◆ GOAL ◆
Copy out all the entries exactly.

◆ RECORDS SHOWN ◆
· · · · ·

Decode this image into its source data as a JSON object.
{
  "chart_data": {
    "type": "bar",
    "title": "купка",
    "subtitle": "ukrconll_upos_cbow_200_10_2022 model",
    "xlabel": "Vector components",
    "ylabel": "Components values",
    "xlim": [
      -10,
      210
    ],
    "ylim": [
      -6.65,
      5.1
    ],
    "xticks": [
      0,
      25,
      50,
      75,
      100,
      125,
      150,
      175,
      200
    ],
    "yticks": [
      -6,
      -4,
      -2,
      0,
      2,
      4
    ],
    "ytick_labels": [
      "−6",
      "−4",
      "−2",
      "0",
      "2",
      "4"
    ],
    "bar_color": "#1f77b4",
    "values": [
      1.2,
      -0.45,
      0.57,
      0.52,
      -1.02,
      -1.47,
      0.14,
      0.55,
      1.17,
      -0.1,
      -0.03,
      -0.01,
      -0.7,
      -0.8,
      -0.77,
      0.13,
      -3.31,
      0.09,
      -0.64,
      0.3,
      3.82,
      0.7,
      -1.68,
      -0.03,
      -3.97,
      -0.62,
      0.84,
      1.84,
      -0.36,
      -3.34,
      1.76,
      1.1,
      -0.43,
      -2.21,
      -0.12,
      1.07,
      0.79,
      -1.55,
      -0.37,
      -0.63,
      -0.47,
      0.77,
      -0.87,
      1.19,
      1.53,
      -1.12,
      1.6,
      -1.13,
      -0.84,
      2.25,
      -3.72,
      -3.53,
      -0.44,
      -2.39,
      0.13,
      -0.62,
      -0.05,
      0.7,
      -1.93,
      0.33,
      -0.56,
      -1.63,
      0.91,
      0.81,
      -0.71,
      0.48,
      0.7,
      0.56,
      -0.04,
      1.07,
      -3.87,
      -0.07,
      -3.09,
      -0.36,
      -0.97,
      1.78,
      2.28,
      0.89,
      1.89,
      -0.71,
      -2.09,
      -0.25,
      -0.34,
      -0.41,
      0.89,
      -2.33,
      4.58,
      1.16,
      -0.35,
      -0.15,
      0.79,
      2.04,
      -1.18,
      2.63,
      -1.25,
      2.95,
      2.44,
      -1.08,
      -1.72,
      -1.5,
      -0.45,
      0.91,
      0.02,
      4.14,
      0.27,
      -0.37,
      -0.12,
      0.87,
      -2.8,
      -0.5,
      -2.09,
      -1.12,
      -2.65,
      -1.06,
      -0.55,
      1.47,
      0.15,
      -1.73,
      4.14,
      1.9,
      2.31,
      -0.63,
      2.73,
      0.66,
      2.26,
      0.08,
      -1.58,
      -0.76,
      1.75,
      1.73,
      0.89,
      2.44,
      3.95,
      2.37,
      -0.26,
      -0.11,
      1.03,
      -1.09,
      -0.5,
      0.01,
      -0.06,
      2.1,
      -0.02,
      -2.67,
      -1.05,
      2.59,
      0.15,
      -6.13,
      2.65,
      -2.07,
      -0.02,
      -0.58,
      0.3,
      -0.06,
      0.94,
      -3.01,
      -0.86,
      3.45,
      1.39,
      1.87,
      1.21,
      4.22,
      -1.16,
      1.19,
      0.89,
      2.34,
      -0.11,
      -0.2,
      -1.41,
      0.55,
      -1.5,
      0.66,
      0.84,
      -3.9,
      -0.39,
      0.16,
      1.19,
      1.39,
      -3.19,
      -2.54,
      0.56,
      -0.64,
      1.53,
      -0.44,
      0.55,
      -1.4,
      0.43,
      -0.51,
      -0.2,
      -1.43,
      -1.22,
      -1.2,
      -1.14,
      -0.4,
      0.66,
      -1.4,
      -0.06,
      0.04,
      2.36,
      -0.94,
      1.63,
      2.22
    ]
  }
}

· · · · ·

◆ ANSWER TO THE TASK ◆
Decode this image into its source data as a JSON object.
{
  "chart_data": {
    "type": "bar",
    "title": "купка",
    "subtitle": "ukrconll_upos_cbow_200_10_2022 model",
    "xlabel": "Vector components",
    "ylabel": "Components values",
    "xlim": [
      -10,
      210
    ],
    "ylim": [
      -6.65,
      5.1
    ],
    "xticks": [
      0,
      25,
      50,
      75,
      100,
      125,
      150,
      175,
      200
    ],
    "yticks": [
      -6,
      -4,
      -2,
      0,
      2,
      4
    ],
    "ytick_labels": [
      "−6",
      "−4",
      "−2",
      "0",
      "2",
      "4"
    ],
    "bar_color": "#1f77b4",
    "values": [
      1.2,
      -0.45,
      0.57,
      0.52,
      -1.02,
      -1.47,
      0.14,
      0.55,
      1.17,
      -0.1,
      -0.03,
      -0.01,
      -0.7,
      -0.8,
      -0.77,
      0.13,
      -3.31,
      0.09,
      -0.64,
      0.3,
      3.82,
      0.7,
      -1.68,
      -0.03,
      -3.97,
      -0.62,
      0.84,
      1.84,
      -0.36,
      -3.34,
      1.76,
      1.1,
      -0.43,
      -2.21,
      -0.12,
      1.07,
      0.79,
      -1.55,
      -0.37,
      -0.63,
      -0.47,
      0.77,
      -0.87,
      1.19,
      1.53,
      -1.12,
      1.6,
      -1.13,
      -0.84,
      2.25,
      -3.72,
      -3.53,
      -0.44,
      -2.39,
      0.13,
      -0.62,
      -0.05,
      0.7,
      -1.93,
      0.33,
      -0.56,
      -1.63,
      0.91,
      0.81,
      -0.71,
      0.48,
      0.7,
      0.56,
      -0.04,
      1.07,
      -3.87,
      -0.07,
      -3.09,
      -0.36,
      -0.97,
      1.78,
      2.28,
      0.89,
      1.89,
      -0.71,
      -2.09,
      -0.25,
      -0.34,
      -0.41,
      0.89,
      -2.33,
      4.58,
      1.16,
      -0.35,
      -0.15,
      0.79,
      2.04,
      -1.18,
      2.63,
      -1.25,
      2.95,
      2.44,
      -1.08,
      -1.72,
      -1.5,
      -0.45,
      0.91,
      0.02,
      4.14,
      0.27,
      -0.37,
      -0.12,
      0.87,
      -2.8,
      -0.5,
      -2.09,
      -1.12,
      -2.65,
      -1.06,
      -0.55,
      1.47,
      0.15,
      -1.73,
      4.14,
      1.9,
      2.31,
      -0.63,
      2.73,
      0.66,
      2.26,
      0.08,
      -1.58,
      -0.76,
      1.75,
      1.73,
      0.89,
      2.44,
      3.95,
      2.37,
      -0.26,
      -0.11,
      1.03,
      -1.09,
      -0.5,
      0.01,
      -0.06,
      2.1,
      -0.02,
      -2.67,
      -1.05,
      2.59,
      0.15,
      -6.13,
      2.65,
      -2.07,
      -0.02,
      -0.58,
      0.3,
      -0.06,
      0.94,
      -3.01,
      -0.86,
      3.45,
      1.39,
      1.87,
      1.21,
      4.22,
      -1.16,
      1.19,
      0.89,
      2.34,
      -0.11,
      -0.2,
      -1.41,
      0.55,
      -1.5,
      0.66,
      0.84,
      -3.9,
      -0.39,
      0.16,
      1.19,
      1.39,
      -3.19,
      -2.54,
      0.56,
      -0.64,
      1.53,
      -0.44,
      0.55,
      -1.4,
      0.43,
      -0.51,
      -0.2,
      -1.43,
      -1.22,
      -1.2,
      -1.14,
      -0.4,
      0.66,
      -1.4,
      -0.06,
      0.04,
      2.36,
      -0.94,
      1.63,
      2.22
    ]
  }
}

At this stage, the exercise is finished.